◆ Set problem ◆
Each entry must be reproduced precisely as it stands.

— start Data extract —

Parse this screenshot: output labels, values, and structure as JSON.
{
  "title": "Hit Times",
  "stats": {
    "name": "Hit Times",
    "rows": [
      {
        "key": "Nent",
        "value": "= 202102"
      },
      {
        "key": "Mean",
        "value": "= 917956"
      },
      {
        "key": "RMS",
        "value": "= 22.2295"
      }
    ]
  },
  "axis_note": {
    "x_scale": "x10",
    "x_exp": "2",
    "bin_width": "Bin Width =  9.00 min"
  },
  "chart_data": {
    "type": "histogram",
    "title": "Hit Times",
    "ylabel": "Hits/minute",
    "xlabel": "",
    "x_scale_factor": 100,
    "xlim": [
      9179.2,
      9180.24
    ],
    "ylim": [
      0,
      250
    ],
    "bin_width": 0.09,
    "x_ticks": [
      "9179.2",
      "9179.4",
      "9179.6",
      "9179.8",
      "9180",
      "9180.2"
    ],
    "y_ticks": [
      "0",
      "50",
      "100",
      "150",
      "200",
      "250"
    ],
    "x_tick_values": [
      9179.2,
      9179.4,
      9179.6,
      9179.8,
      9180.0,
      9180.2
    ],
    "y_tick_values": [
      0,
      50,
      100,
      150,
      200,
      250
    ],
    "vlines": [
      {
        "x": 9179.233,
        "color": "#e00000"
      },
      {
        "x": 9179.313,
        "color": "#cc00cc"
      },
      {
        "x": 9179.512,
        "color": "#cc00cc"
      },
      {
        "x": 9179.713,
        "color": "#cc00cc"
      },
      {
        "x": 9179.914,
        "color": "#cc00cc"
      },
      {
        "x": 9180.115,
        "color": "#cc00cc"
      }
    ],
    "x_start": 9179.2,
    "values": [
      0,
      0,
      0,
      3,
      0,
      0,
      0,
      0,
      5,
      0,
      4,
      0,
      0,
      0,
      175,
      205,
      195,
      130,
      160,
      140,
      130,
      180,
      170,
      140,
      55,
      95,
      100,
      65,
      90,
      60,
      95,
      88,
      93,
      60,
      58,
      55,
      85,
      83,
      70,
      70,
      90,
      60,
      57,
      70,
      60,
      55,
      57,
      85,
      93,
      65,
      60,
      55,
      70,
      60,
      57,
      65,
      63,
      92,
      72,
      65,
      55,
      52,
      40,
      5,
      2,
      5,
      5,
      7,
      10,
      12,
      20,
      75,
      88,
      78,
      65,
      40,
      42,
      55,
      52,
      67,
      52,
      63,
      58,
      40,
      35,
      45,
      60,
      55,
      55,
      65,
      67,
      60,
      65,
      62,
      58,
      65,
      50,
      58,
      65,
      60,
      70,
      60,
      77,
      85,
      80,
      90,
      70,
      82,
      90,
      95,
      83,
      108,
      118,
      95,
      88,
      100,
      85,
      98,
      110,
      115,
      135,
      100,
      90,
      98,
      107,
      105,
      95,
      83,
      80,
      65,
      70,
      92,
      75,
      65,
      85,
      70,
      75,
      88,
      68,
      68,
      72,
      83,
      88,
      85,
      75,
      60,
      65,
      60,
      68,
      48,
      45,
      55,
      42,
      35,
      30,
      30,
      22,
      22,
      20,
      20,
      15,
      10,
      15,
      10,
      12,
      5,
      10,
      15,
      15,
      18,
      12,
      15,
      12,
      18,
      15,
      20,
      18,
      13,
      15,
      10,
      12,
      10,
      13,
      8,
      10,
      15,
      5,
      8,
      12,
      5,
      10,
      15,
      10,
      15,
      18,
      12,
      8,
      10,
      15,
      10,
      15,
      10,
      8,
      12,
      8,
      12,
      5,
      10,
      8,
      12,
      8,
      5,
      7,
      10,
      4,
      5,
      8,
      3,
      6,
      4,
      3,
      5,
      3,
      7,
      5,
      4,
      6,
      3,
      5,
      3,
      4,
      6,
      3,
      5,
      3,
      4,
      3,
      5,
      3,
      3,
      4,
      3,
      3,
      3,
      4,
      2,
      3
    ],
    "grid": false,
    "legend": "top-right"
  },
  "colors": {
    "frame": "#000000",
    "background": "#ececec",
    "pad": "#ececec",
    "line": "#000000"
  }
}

— end Data extract —

◆ Result of the task ◆
Parse this screenshot: output labels, values, and structure as JSON.
{
  "title": "Hit Times",
  "stats": {
    "name": "Hit Times",
    "rows": [
      {
        "key": "Nent",
        "value": "= 202102"
      },
      {
        "key": "Mean",
        "value": "= 917956"
      },
      {
        "key": "RMS",
        "value": "= 22.2295"
      }
    ]
  },
  "axis_note": {
    "x_scale": "x10",
    "x_exp": "2",
    "bin_width": "Bin Width =  9.00 min"
  },
  "chart_data": {
    "type": "histogram",
    "title": "Hit Times",
    "ylabel": "Hits/minute",
    "xlabel": "",
    "x_scale_factor": 100,
    "xlim": [
      9179.2,
      9180.24
    ],
    "ylim": [
      0,
      250
    ],
    "bin_width": 0.09,
    "x_ticks": [
      "9179.2",
      "9179.4",
      "9179.6",
      "9179.8",
      "9180",
      "9180.2"
    ],
    "y_ticks": [
      "0",
      "50",
      "100",
      "150",
      "200",
      "250"
    ],
    "x_tick_values": [
      9179.2,
      9179.4,
      9179.6,
      9179.8,
      9180.0,
      9180.2
    ],
    "y_tick_values": [
      0,
      50,
      100,
      150,
      200,
      250
    ],
    "vlines": [
      {
        "x": 9179.233,
        "color": "#e00000"
      },
      {
        "x": 9179.313,
        "color": "#cc00cc"
      },
      {
        "x": 9179.512,
        "color": "#cc00cc"
      },
      {
        "x": 9179.713,
        "color": "#cc00cc"
      },
      {
        "x": 9179.914,
        "color": "#cc00cc"
      },
      {
        "x": 9180.115,
        "color": "#cc00cc"
      }
    ],
    "x_start": 9179.2,
    "values": [
      0,
      0,
      0,
      3,
      0,
      0,
      0,
      0,
      5,
      0,
      4,
      0,
      0,
      0,
      175,
      205,
      195,
      130,
      160,
      140,
      130,
      180,
      170,
      140,
      55,
      95,
      100,
      65,
      90,
      60,
      95,
      88,
      93,
      60,
      58,
      55,
      85,
      83,
      70,
      70,
      90,
      60,
      57,
      70,
      60,
      55,
      57,
      85,
      93,
      65,
      60,
      55,
      70,
      60,
      57,
      65,
      63,
      92,
      72,
      65,
      55,
      52,
      40,
      5,
      2,
      5,
      5,
      7,
      10,
      12,
      20,
      75,
      88,
      78,
      65,
      40,
      42,
      55,
      52,
      67,
      52,
      63,
      58,
      40,
      35,
      45,
      60,
      55,
      55,
      65,
      67,
      60,
      65,
      62,
      58,
      65,
      50,
      58,
      65,
      60,
      70,
      60,
      77,
      85,
      80,
      90,
      70,
      82,
      90,
      95,
      83,
      108,
      118,
      95,
      88,
      100,
      85,
      98,
      110,
      115,
      135,
      100,
      90,
      98,
      107,
      105,
      95,
      83,
      80,
      65,
      70,
      92,
      75,
      65,
      85,
      70,
      75,
      88,
      68,
      68,
      72,
      83,
      88,
      85,
      75,
      60,
      65,
      60,
      68,
      48,
      45,
      55,
      42,
      35,
      30,
      30,
      22,
      22,
      20,
      20,
      15,
      10,
      15,
      10,
      12,
      5,
      10,
      15,
      15,
      18,
      12,
      15,
      12,
      18,
      15,
      20,
      18,
      13,
      15,
      10,
      12,
      10,
      13,
      8,
      10,
      15,
      5,
      8,
      12,
      5,
      10,
      15,
      10,
      15,
      18,
      12,
      8,
      10,
      15,
      10,
      15,
      10,
      8,
      12,
      8,
      12,
      5,
      10,
      8,
      12,
      8,
      5,
      7,
      10,
      4,
      5,
      8,
      3,
      6,
      4,
      3,
      5,
      3,
      7,
      5,
      4,
      6,
      3,
      5,
      3,
      4,
      6,
      3,
      5,
      3,
      4,
      3,
      5,
      3,
      3,
      4,
      3,
      3,
      3,
      4,
      2,
      3
    ],
    "grid": false,
    "legend": "top-right"
  },
  "colors": {
    "frame": "#000000",
    "background": "#ececec",
    "pad": "#ececec",
    "line": "#000000"
  }
}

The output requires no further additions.